• **Material for this task**:
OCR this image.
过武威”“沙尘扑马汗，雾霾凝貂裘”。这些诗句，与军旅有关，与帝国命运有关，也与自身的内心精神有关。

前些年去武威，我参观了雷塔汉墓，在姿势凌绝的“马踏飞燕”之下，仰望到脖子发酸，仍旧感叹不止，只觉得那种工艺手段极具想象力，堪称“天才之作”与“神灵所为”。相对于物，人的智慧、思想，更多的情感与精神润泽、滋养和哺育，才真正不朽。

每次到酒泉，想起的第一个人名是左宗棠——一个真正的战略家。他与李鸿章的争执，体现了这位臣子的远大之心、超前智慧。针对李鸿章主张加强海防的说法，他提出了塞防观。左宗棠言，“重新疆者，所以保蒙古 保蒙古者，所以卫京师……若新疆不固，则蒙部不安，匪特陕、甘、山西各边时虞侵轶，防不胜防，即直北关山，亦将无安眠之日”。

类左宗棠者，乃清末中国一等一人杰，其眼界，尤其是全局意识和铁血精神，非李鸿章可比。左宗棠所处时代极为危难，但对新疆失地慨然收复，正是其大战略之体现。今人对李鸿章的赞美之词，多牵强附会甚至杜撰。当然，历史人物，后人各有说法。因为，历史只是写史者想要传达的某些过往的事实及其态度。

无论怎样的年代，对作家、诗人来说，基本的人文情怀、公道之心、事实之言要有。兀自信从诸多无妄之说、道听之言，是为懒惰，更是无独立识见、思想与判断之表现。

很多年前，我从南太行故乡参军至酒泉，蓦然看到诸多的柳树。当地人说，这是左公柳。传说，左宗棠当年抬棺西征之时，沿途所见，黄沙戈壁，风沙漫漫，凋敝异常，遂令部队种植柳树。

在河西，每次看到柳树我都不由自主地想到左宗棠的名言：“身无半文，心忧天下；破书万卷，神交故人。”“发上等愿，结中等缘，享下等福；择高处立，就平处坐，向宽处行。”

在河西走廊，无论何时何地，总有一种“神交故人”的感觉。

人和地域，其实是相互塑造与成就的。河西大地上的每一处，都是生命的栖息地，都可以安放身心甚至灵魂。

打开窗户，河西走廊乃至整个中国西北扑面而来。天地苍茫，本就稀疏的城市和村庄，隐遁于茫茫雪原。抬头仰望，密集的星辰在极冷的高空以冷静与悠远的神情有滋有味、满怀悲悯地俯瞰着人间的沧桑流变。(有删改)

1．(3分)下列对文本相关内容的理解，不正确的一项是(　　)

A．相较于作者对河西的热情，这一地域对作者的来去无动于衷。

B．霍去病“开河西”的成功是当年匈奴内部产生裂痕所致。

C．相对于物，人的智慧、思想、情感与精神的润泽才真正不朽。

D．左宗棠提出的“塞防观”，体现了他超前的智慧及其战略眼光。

* * *

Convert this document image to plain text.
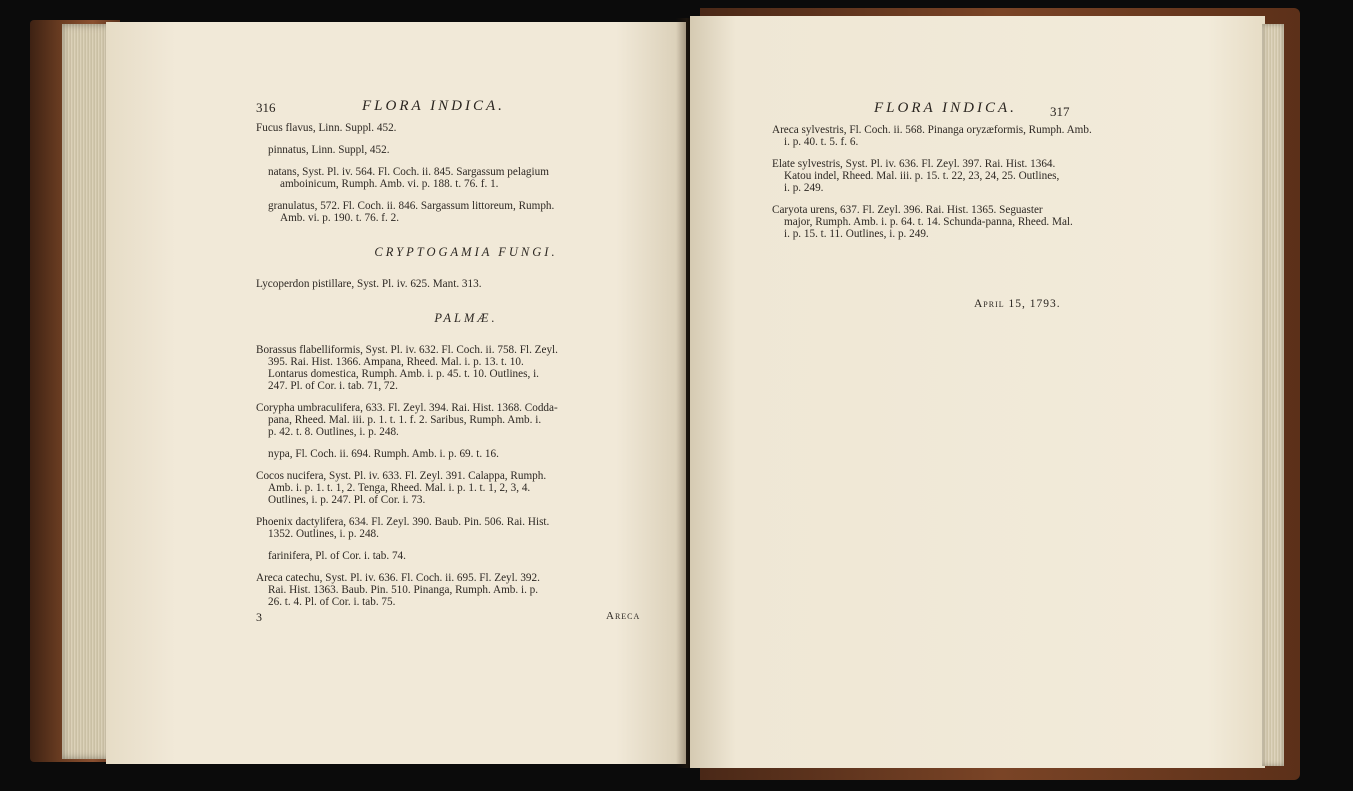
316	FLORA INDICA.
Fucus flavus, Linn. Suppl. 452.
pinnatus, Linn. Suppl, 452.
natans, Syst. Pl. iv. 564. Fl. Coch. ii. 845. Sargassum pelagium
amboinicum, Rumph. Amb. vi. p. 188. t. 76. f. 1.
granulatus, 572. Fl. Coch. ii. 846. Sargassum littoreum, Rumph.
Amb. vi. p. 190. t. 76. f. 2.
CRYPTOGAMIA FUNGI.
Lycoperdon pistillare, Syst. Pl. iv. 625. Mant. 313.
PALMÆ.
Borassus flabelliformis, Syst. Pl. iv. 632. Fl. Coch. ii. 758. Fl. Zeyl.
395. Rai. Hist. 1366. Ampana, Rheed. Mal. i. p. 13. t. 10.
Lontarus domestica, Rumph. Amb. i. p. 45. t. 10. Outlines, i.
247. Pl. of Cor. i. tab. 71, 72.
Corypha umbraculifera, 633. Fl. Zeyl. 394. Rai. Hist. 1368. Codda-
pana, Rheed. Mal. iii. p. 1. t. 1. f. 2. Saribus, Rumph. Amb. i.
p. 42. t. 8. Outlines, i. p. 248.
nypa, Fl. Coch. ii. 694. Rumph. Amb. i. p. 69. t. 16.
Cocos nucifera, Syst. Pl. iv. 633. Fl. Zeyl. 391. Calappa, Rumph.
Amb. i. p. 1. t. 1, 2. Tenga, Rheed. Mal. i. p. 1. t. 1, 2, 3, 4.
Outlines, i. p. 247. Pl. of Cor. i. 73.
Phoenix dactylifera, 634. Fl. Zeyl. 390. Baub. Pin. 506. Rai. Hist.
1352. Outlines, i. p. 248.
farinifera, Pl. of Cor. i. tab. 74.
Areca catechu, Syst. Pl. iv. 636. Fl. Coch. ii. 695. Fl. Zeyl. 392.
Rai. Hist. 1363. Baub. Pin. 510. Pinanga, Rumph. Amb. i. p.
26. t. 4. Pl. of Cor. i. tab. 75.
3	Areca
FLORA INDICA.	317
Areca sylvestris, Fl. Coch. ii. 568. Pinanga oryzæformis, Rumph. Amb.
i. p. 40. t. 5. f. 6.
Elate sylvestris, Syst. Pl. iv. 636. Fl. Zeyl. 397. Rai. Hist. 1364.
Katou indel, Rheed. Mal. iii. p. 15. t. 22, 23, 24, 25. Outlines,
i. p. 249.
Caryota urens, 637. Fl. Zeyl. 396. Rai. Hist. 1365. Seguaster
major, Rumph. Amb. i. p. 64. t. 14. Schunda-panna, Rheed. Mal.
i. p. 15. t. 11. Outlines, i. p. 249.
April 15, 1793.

• **Work to do**: Scan the material above for the string "人的智慧" and report each line where you find it.

• **Task answer**:
前些年去武威，我参观了雷塔汉墓，在姿势凌绝的“马踏飞燕”之下，仰望到脖子发酸，仍旧感叹不止，只觉得那种工艺手段极具想象力，堪称“天才之作”与“神灵所为”。相对于物，人的智慧、思想，更多的情感与精神润泽、滋养和哺育，才真正不朽。
C．相对于物，人的智慧、思想、情感与精神的润泽才真正不朽。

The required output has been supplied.